§ **STATED PROBLEM**
Find how many lines hold the word "events". Give only the number.
────────
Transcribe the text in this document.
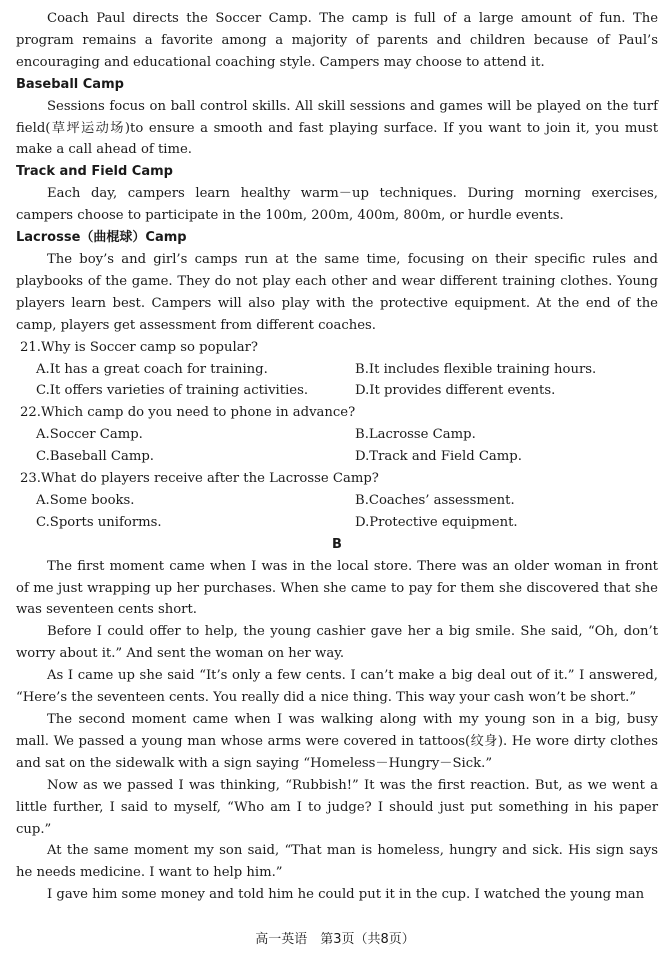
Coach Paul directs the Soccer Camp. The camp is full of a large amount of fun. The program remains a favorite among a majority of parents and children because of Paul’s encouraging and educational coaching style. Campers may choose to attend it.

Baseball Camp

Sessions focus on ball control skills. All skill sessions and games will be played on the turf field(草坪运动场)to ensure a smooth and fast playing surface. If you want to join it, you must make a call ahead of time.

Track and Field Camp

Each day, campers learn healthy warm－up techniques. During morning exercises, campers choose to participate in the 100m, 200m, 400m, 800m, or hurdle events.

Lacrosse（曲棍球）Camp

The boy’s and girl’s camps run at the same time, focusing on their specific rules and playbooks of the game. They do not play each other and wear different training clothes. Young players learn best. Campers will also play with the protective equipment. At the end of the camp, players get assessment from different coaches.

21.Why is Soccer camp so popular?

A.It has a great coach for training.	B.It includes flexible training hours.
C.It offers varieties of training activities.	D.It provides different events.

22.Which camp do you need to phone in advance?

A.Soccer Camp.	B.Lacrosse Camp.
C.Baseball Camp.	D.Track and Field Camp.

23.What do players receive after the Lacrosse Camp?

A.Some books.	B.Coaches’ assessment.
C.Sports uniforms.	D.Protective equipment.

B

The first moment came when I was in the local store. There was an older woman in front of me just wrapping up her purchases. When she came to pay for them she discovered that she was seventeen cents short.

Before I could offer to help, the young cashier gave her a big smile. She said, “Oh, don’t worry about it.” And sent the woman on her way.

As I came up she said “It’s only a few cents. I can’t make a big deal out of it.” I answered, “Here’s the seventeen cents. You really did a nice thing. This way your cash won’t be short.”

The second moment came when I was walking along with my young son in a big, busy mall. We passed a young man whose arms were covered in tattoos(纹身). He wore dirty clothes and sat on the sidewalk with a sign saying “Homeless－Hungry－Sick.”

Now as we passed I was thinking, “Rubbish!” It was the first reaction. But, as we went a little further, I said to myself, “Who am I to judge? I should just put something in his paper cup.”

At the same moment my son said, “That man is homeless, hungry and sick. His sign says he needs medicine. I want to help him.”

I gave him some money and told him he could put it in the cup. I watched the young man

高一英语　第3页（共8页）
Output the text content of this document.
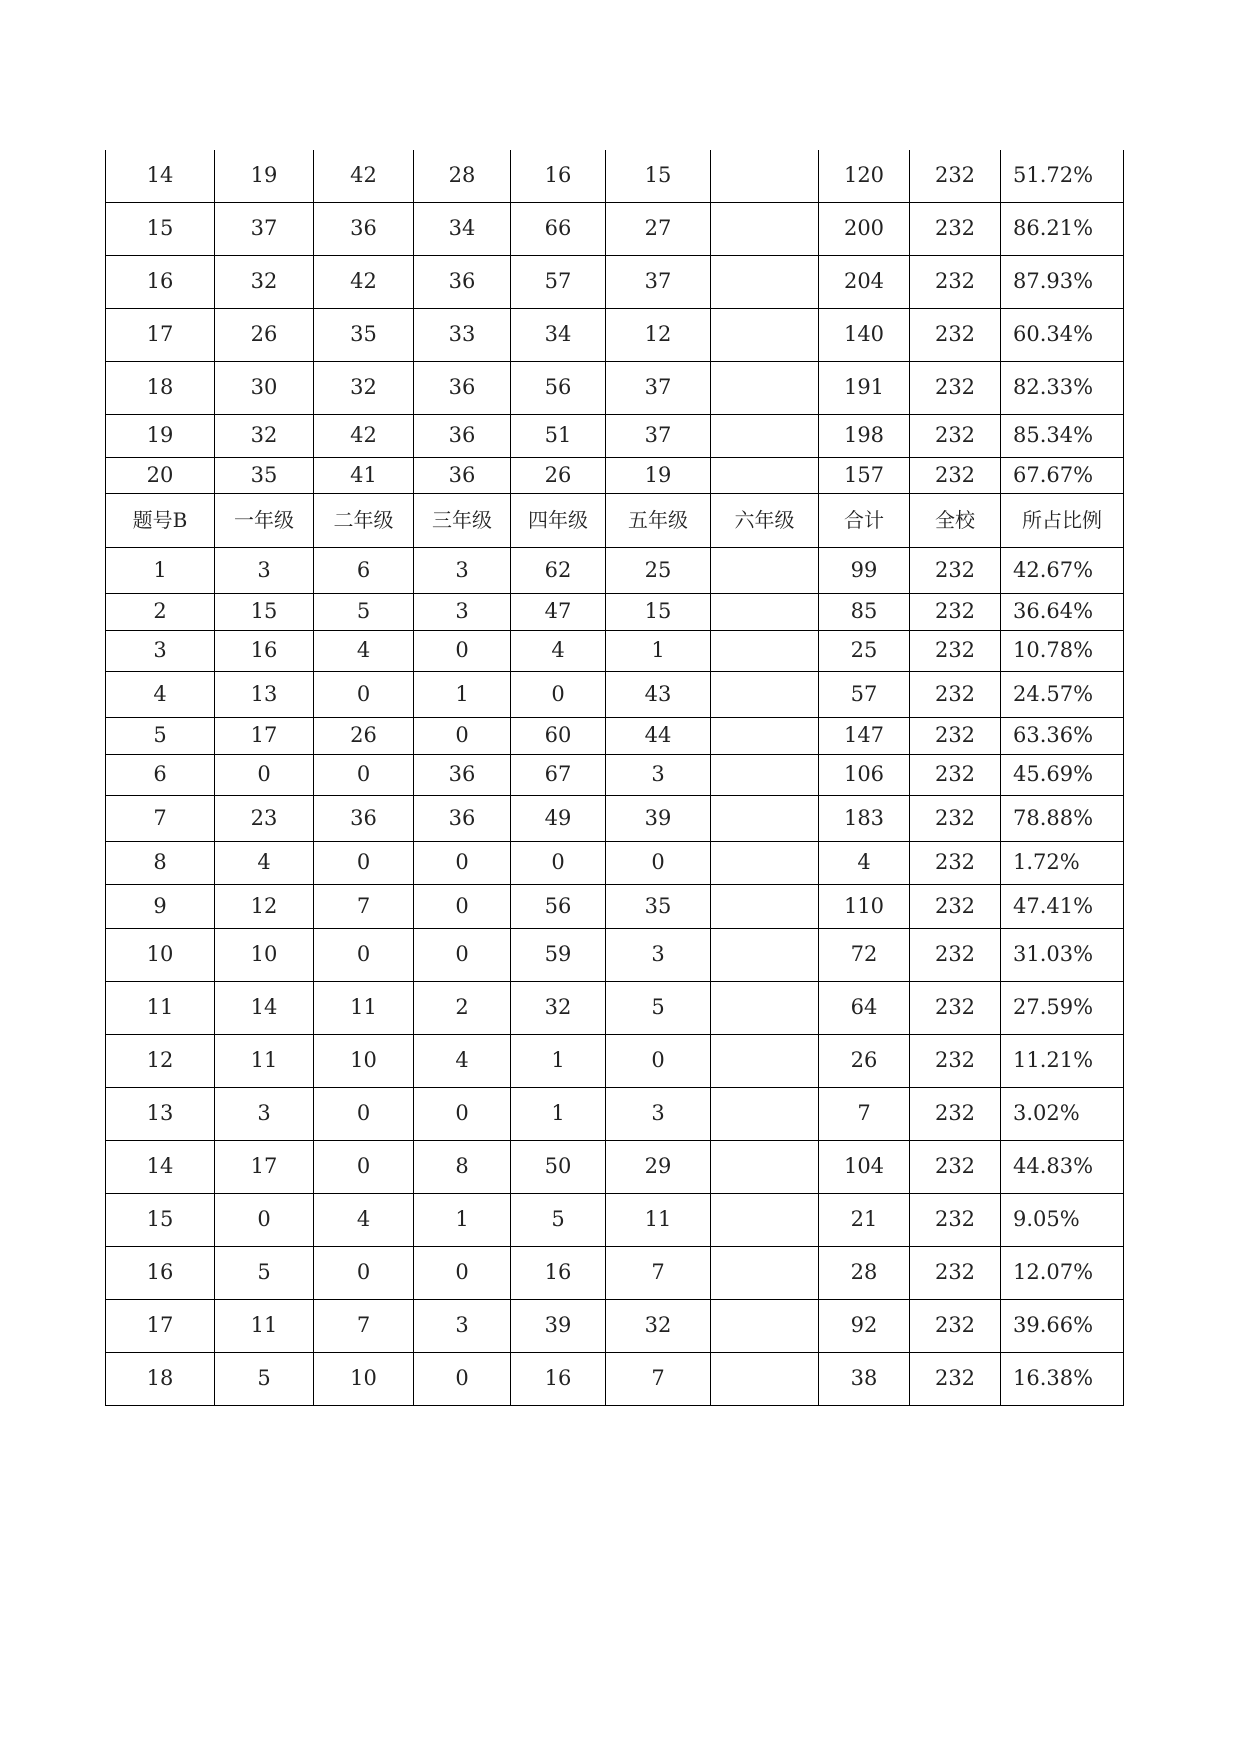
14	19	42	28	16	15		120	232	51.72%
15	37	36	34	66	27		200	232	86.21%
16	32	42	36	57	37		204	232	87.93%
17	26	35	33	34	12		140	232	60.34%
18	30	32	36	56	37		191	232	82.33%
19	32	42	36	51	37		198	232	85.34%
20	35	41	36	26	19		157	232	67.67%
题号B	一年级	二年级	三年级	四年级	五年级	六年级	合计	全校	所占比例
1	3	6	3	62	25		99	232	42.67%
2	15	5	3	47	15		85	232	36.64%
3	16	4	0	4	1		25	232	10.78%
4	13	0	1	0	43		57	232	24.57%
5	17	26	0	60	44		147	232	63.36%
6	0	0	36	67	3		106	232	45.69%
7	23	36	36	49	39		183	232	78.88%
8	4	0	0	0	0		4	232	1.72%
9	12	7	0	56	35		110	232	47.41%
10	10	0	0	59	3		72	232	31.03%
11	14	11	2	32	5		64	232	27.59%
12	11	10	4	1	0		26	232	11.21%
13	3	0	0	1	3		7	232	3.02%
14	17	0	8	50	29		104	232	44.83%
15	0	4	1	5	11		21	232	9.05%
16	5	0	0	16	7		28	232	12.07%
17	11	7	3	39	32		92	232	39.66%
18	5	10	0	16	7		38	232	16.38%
────────
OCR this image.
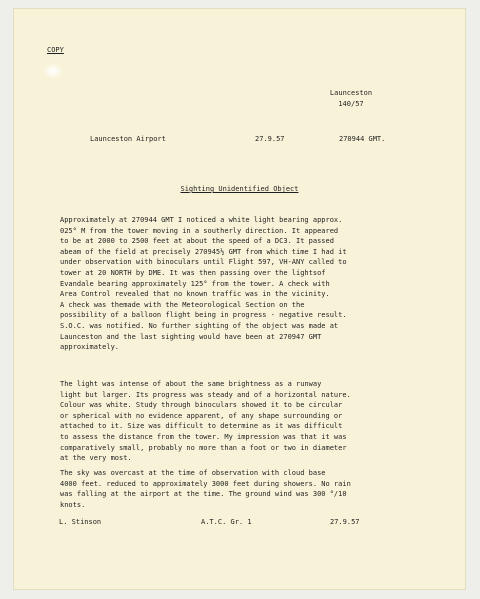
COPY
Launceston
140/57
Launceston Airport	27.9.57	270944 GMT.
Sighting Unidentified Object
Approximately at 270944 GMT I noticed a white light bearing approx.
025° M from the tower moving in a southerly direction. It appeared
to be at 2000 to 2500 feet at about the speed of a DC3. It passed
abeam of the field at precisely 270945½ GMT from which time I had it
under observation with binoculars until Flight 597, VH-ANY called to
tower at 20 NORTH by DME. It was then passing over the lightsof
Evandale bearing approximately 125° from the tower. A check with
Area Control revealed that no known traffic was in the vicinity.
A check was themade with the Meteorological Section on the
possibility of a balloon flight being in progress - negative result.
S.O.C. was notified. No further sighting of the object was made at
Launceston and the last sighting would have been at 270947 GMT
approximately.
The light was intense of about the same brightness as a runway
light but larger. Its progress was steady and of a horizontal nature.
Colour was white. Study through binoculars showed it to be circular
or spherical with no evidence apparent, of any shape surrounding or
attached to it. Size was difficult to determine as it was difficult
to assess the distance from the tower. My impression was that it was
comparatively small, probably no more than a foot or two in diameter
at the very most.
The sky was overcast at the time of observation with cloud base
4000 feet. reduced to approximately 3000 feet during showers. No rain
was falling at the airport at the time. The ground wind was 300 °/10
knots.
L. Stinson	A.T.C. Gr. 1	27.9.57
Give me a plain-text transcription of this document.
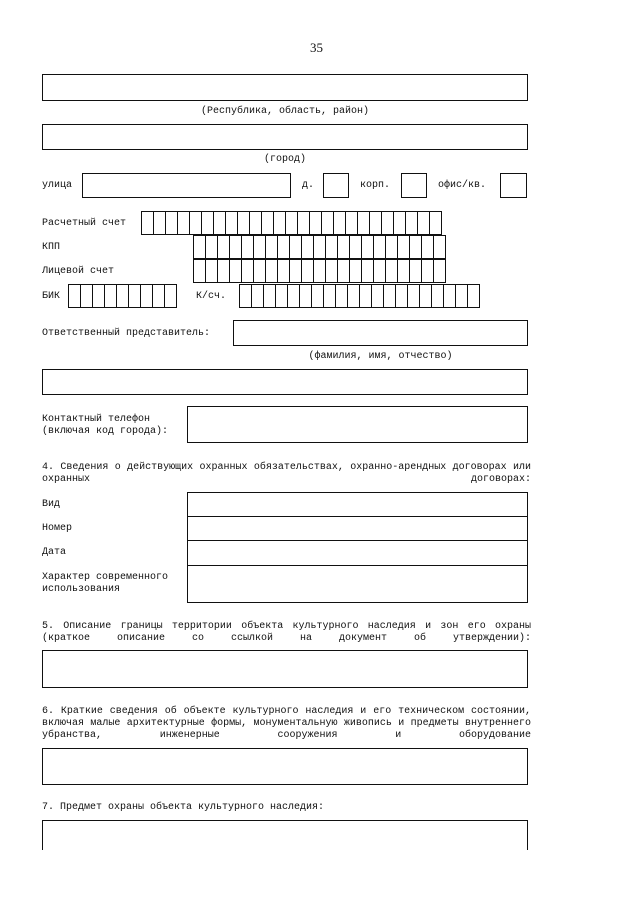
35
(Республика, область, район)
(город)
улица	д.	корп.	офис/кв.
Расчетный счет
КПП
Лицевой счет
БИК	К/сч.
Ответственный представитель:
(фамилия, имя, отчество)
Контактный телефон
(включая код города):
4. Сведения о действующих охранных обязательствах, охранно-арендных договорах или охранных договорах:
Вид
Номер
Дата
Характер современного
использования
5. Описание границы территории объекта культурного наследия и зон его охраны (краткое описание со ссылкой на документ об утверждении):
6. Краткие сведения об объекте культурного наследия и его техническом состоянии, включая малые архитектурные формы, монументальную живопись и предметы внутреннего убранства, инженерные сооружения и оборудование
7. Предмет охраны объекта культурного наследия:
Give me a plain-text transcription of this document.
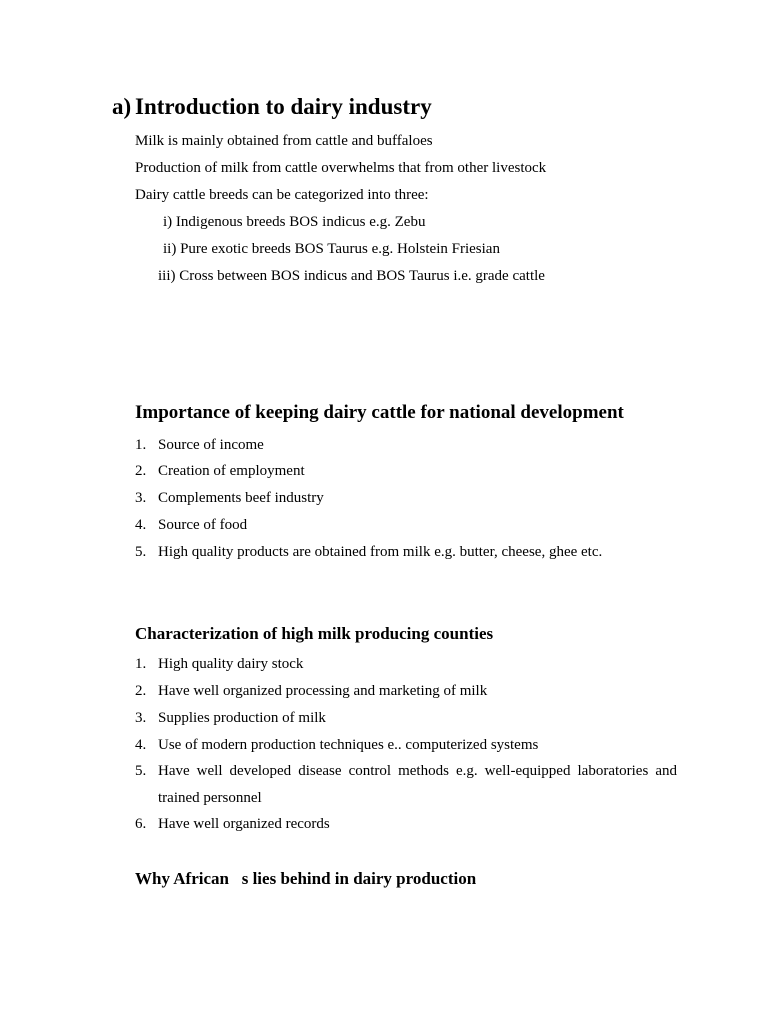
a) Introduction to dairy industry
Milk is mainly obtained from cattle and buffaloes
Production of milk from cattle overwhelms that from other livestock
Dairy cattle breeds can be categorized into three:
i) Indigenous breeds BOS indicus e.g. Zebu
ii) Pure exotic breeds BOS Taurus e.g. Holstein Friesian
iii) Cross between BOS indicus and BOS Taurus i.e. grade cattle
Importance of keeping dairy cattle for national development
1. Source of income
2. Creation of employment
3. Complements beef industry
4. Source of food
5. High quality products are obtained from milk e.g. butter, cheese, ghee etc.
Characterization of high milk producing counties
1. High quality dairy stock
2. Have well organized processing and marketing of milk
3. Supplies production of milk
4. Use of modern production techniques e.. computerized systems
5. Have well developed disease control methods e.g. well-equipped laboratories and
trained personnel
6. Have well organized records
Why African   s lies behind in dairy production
────────
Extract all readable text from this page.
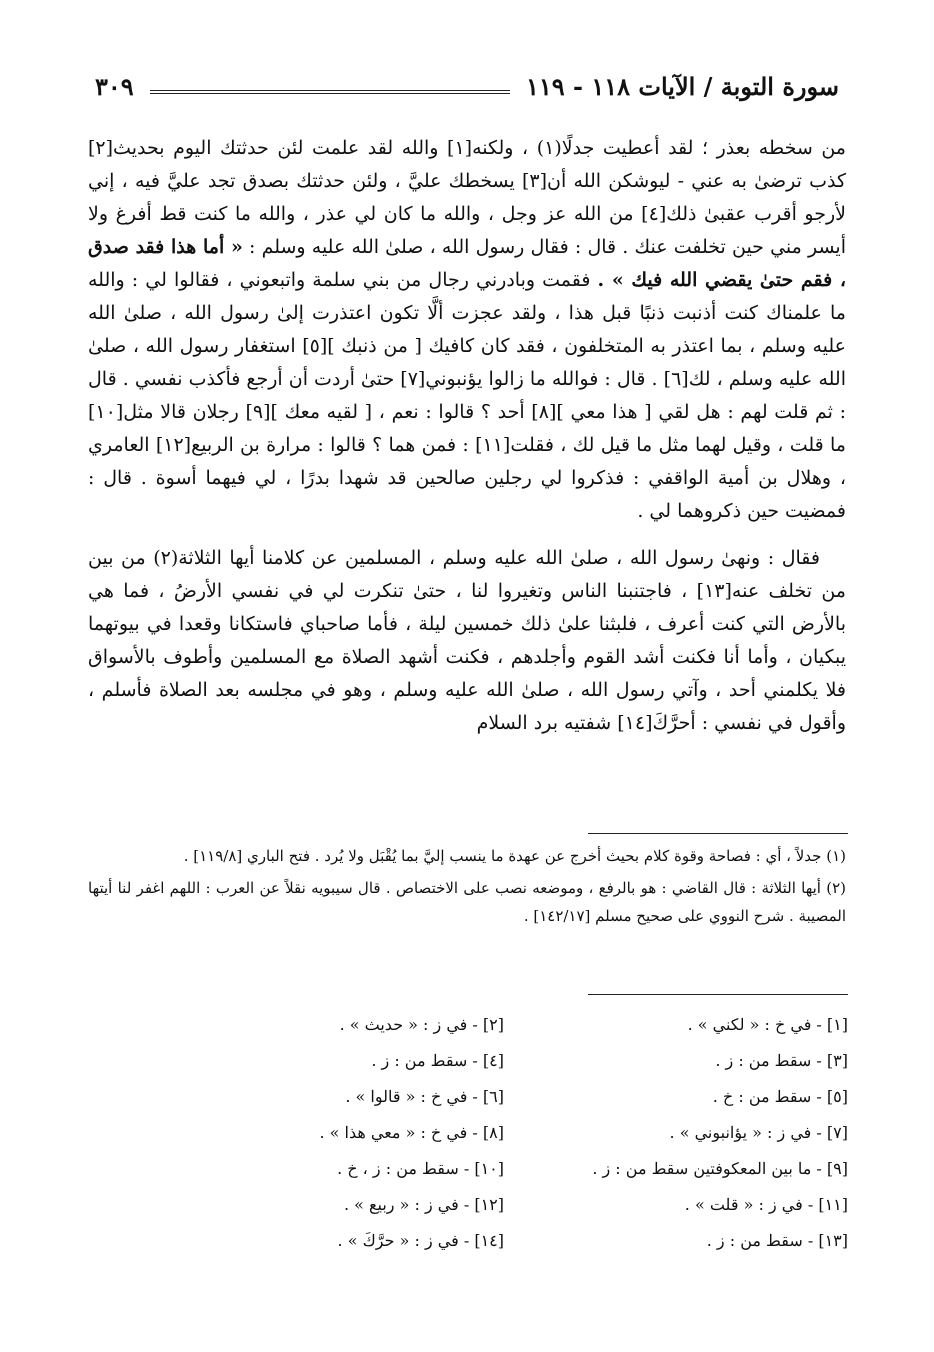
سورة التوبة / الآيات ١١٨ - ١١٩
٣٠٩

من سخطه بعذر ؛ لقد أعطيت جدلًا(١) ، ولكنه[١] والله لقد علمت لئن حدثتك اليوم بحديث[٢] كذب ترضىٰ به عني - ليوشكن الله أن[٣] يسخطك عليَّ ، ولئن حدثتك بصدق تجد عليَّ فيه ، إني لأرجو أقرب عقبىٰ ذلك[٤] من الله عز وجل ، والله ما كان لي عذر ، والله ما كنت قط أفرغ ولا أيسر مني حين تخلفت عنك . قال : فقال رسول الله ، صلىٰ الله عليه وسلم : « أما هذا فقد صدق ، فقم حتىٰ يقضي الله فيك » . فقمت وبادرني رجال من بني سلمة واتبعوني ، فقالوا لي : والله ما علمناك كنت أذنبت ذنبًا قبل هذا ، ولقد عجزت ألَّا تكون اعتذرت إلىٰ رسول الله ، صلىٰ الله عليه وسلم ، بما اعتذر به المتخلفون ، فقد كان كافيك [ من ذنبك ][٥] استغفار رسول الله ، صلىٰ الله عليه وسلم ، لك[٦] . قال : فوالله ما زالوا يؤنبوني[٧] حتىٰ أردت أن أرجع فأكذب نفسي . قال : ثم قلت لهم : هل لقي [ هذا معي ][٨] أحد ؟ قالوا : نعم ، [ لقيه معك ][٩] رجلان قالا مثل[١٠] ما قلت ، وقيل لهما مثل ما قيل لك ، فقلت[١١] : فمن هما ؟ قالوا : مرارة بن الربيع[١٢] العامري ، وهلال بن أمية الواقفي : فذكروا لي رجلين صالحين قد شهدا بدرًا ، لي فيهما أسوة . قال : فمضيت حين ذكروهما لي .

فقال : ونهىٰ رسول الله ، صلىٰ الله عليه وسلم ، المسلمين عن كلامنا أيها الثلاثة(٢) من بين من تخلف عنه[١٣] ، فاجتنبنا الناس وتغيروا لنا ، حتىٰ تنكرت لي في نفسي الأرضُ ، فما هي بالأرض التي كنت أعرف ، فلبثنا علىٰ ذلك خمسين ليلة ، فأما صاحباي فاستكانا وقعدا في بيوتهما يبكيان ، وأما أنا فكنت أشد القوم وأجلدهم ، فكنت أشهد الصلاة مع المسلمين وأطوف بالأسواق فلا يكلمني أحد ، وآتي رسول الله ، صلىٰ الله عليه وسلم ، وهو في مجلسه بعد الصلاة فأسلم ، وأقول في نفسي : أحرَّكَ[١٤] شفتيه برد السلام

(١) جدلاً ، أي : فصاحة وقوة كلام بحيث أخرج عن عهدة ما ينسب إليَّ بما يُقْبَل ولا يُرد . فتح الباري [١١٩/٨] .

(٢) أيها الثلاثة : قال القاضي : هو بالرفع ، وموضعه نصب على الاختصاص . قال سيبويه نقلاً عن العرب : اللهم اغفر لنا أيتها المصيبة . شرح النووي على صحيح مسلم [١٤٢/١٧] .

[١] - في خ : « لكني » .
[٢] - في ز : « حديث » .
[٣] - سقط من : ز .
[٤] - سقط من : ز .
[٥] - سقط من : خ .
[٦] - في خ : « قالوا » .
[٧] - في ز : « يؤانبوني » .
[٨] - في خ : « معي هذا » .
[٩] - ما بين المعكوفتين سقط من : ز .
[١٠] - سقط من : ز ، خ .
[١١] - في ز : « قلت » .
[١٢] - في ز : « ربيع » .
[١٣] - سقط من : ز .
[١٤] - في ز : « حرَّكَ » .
────────
§ **RESULT**
2